Figure contents as structured data:
◇ ◇ ◇

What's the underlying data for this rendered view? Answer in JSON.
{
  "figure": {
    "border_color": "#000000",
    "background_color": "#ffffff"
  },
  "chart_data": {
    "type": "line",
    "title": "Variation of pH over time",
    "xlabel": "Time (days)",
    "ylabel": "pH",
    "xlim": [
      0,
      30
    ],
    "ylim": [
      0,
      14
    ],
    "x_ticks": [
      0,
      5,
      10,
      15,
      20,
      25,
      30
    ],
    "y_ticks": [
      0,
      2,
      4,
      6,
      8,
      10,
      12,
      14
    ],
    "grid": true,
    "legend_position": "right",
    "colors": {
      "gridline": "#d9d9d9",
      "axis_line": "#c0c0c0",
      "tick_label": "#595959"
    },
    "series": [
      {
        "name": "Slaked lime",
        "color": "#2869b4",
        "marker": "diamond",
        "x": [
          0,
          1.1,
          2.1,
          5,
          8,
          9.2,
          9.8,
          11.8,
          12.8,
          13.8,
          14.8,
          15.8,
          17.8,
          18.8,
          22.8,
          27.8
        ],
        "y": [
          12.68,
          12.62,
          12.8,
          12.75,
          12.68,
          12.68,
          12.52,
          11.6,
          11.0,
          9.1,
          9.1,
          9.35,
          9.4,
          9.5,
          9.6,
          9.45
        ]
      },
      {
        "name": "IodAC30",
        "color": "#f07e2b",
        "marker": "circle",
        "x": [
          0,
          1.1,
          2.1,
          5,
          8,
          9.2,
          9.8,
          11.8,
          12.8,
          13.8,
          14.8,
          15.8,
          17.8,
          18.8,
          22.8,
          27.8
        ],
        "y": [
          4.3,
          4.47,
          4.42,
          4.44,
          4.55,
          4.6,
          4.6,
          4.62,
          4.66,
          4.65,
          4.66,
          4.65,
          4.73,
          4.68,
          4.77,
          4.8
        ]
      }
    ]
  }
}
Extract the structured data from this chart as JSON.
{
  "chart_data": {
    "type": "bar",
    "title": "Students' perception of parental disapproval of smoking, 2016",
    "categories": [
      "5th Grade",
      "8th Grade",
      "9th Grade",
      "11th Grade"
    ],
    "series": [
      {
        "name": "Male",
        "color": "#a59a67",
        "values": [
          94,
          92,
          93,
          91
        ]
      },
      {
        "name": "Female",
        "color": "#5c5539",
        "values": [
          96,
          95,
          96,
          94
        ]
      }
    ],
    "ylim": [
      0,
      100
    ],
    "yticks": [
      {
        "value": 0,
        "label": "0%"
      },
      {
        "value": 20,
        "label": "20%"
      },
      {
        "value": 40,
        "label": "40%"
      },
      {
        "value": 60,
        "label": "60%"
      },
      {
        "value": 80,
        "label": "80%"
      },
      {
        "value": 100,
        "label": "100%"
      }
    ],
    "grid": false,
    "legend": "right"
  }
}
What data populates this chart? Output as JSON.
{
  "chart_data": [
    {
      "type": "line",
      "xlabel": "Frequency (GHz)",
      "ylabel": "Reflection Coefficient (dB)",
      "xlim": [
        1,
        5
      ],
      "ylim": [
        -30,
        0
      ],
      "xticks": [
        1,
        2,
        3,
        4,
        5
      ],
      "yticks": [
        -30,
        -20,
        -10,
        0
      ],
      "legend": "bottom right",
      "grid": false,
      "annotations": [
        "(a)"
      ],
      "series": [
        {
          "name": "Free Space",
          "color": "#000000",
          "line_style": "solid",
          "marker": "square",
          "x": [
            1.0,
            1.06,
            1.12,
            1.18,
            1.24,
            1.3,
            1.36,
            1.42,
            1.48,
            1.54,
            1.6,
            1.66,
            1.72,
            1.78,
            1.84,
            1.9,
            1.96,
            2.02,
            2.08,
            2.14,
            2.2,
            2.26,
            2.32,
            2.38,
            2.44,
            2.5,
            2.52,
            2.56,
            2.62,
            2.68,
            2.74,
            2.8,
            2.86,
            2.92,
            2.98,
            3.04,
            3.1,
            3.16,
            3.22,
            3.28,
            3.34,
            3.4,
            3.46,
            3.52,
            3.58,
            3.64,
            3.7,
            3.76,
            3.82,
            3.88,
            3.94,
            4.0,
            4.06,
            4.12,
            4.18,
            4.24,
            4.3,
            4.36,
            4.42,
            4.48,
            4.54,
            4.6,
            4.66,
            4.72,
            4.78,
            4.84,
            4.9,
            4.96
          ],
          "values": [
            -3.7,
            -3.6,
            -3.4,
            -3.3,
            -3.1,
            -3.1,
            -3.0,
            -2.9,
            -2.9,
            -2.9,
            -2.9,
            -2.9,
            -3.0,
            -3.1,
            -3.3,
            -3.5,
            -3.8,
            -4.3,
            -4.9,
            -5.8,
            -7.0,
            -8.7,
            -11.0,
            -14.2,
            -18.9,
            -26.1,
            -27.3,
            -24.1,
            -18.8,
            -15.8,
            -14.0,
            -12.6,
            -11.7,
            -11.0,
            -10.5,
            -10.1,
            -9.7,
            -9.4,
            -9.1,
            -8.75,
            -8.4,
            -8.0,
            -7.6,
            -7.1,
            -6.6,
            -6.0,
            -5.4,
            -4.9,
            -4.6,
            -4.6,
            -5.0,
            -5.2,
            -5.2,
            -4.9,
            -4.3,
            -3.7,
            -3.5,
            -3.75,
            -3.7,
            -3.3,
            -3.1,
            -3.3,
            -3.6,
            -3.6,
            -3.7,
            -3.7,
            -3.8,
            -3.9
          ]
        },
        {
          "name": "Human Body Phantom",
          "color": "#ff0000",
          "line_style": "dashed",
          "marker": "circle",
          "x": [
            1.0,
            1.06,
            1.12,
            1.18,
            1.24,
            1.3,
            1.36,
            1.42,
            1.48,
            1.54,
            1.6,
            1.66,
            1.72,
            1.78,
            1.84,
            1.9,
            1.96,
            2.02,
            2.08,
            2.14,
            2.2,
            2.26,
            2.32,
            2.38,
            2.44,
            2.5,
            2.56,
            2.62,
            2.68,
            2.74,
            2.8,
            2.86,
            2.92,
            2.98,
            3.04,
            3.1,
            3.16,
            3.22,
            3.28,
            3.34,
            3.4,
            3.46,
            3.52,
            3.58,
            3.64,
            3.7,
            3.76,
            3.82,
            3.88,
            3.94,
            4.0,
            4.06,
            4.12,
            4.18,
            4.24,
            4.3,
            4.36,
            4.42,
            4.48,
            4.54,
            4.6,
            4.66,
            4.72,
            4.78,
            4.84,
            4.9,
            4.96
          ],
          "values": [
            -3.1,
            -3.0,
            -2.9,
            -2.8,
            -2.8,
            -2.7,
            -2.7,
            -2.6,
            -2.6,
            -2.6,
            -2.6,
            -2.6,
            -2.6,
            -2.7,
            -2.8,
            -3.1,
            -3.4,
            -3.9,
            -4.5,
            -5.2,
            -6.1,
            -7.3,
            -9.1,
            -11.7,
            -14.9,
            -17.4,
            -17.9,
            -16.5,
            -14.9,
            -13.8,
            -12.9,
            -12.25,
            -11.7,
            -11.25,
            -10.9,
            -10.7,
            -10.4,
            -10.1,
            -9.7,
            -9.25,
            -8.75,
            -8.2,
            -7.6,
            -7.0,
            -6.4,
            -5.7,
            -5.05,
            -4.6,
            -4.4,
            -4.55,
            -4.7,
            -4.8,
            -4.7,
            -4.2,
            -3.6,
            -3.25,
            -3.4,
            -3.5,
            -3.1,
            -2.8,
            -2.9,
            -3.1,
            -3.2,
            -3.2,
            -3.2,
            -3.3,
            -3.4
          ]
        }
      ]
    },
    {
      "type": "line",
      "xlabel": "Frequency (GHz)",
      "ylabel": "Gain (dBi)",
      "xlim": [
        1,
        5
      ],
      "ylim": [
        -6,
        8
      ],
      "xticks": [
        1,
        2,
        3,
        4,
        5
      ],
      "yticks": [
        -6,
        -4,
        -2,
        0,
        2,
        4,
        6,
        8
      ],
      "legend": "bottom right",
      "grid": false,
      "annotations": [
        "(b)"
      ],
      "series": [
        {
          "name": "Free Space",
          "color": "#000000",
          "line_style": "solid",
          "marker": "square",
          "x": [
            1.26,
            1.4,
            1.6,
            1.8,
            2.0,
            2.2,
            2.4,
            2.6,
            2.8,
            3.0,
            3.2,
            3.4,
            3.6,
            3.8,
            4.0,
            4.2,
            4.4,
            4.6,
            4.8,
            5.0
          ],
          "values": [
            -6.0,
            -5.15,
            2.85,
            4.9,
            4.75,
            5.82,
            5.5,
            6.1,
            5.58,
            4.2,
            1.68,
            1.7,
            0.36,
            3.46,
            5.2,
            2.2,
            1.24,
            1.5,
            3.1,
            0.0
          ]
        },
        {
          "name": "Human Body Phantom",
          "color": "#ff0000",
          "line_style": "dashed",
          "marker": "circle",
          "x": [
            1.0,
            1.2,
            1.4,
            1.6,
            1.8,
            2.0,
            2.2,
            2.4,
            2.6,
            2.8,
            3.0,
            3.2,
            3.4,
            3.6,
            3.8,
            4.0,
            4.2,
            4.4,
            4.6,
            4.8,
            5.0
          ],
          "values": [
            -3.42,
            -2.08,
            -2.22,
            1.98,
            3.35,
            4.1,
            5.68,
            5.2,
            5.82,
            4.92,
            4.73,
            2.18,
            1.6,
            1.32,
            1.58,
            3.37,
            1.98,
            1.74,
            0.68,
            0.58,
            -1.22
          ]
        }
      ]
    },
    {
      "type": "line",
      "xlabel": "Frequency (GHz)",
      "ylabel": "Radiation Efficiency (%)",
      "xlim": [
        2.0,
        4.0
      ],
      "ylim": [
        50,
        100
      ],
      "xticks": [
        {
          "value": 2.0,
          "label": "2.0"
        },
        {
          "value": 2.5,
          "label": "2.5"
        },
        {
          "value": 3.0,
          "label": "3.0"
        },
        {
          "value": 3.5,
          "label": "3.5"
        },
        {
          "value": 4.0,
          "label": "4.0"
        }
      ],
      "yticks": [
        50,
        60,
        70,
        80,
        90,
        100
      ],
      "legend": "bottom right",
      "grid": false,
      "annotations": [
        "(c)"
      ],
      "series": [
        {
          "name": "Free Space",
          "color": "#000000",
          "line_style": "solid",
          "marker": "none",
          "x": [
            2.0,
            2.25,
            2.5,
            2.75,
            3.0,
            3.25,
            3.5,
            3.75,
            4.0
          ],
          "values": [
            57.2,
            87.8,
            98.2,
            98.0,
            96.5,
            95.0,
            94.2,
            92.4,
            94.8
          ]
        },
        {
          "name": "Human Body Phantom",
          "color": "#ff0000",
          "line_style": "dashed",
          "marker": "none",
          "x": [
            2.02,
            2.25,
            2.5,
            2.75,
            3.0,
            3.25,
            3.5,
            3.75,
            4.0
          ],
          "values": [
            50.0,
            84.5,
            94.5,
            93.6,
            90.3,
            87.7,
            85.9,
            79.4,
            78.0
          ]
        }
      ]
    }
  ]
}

◇ ◇ ◇

▶ _PROBLEM STATEMENT_: Above are the records. Copy every line in them holding "this".

▶ _THE ANSWER_:
What's the underlying data for this rendered view? Answer in JSON.
Extract the structured data from this chart as JSON.
What data populates this chart? Output as JSON.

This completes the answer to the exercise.